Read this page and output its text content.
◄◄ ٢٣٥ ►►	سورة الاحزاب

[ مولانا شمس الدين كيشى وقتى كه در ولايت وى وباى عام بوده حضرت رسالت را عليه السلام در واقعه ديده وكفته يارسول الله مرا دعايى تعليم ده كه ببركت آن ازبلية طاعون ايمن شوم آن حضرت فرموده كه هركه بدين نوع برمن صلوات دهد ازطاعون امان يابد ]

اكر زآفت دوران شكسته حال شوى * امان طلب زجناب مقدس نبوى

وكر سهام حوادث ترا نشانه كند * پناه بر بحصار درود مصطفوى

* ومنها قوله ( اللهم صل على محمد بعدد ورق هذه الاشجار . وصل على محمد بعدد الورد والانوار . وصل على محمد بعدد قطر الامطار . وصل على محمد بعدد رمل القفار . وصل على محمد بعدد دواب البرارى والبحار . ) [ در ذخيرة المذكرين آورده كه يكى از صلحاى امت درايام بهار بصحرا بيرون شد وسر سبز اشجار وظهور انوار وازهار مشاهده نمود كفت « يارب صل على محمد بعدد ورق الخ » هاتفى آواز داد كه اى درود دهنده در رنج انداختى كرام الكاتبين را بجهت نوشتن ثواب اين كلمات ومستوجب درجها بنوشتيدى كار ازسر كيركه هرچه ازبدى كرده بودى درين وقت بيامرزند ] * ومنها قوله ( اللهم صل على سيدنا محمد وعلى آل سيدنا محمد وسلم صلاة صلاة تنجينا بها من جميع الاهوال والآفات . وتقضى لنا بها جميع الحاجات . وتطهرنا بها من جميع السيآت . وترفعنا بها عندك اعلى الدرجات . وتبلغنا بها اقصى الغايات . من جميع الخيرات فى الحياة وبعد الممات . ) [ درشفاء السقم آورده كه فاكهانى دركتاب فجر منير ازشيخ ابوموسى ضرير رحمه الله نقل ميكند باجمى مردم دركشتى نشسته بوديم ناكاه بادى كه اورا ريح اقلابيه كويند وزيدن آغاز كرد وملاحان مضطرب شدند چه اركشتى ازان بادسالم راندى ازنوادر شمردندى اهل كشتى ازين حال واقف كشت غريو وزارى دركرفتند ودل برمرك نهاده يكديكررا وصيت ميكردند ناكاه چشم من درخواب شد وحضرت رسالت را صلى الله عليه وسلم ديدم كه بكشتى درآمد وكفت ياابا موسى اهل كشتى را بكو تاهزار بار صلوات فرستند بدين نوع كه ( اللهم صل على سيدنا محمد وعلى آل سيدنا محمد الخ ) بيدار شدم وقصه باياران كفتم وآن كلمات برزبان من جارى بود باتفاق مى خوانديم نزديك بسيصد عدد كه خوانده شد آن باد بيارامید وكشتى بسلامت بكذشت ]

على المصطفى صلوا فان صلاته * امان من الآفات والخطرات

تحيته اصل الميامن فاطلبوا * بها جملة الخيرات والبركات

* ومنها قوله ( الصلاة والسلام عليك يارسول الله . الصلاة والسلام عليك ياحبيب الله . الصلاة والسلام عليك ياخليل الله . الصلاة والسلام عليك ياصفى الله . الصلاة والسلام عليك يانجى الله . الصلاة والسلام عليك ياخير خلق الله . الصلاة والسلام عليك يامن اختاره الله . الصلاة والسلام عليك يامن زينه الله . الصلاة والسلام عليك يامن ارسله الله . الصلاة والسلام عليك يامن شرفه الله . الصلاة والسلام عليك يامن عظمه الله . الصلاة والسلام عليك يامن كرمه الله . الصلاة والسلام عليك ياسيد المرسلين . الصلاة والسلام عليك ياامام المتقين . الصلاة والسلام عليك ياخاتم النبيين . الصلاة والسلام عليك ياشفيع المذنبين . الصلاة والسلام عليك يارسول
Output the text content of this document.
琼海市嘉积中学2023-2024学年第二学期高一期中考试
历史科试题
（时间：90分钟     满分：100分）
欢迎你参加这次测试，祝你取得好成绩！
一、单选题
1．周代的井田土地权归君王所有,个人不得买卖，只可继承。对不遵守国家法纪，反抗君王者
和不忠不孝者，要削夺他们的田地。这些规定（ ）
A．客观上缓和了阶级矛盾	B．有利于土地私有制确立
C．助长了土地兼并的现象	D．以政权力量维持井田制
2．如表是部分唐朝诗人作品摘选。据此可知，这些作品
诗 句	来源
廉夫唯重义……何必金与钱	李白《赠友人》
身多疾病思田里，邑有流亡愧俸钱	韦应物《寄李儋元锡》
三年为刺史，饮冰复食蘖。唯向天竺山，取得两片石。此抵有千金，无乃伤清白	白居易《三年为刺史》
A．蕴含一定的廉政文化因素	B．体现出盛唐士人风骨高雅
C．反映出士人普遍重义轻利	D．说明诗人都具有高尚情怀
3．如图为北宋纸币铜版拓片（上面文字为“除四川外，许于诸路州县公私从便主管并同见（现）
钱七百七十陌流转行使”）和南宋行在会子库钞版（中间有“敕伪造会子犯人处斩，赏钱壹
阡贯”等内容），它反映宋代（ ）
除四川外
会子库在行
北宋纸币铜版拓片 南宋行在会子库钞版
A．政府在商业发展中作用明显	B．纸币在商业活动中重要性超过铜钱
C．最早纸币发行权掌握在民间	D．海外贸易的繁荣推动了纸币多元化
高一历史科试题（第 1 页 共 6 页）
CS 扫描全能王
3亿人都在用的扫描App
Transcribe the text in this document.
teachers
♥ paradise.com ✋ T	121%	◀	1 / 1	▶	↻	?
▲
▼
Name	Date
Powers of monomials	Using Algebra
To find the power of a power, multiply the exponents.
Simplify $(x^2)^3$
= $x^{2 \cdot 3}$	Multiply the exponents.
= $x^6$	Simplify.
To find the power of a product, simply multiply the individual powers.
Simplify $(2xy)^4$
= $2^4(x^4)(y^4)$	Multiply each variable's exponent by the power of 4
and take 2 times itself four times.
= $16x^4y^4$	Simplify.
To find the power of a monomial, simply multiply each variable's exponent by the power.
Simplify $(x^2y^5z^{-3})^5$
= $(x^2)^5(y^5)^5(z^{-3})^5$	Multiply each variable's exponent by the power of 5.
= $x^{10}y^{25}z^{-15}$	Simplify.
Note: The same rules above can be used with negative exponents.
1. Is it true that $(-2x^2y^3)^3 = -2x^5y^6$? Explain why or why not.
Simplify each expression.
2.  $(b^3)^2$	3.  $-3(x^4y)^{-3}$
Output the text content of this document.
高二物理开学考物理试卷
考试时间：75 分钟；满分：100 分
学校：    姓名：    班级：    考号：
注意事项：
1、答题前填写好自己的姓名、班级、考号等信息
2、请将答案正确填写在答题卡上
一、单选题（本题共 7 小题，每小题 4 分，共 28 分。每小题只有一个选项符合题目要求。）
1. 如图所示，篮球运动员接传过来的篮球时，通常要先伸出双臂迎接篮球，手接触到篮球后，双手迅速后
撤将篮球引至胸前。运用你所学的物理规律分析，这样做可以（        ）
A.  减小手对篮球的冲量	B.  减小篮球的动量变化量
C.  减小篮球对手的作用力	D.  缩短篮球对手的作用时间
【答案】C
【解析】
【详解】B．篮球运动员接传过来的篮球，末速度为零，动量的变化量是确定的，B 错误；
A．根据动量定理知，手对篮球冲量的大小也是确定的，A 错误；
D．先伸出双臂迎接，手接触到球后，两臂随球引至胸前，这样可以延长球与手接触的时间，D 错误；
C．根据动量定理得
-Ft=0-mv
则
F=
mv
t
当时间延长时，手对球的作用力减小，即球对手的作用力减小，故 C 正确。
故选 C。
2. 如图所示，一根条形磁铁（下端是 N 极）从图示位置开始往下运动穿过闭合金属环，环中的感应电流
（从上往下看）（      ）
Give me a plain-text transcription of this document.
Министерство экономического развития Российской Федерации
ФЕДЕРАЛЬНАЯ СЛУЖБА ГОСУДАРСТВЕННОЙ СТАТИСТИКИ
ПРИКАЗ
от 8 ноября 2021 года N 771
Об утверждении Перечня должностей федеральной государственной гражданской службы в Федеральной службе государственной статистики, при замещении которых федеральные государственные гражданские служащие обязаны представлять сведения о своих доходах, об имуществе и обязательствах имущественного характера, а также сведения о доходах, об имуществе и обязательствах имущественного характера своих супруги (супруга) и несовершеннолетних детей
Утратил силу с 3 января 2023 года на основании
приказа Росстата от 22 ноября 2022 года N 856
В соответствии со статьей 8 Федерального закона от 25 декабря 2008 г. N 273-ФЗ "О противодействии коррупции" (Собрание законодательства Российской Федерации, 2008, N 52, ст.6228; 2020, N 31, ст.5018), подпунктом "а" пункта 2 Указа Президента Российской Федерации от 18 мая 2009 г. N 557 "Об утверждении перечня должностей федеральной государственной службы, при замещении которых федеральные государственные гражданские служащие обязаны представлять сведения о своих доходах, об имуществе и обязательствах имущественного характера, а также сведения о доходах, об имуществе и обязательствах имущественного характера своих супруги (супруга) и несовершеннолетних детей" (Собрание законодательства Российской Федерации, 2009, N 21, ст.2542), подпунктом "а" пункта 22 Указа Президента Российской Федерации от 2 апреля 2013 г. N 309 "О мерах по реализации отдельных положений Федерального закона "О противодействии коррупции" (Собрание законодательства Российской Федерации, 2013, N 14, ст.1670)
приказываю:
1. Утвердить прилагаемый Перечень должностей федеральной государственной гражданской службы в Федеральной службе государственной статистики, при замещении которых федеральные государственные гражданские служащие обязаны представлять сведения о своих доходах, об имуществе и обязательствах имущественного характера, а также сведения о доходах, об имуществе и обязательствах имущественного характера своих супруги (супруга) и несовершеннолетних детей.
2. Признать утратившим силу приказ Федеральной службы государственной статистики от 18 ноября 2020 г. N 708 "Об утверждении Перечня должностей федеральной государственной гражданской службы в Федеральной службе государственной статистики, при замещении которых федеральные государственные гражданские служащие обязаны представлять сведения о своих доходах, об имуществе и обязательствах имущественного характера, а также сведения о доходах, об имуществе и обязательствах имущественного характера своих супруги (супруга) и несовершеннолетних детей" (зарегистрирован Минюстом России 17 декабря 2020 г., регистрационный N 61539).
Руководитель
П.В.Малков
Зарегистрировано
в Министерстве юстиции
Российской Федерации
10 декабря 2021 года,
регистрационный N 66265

-- Objective --
All lines in the data that contain the word "variable" should be copied.

-- Output of the exercise --
= $2^4(x^4)(y^4)$	Multiply each variable's exponent by the power of 4
To find the power of a monomial, simply multiply each variable's exponent by the power.
= $(x^2)^5(y^5)^5(z^{-3})^5$	Multiply each variable's exponent by the power of 5.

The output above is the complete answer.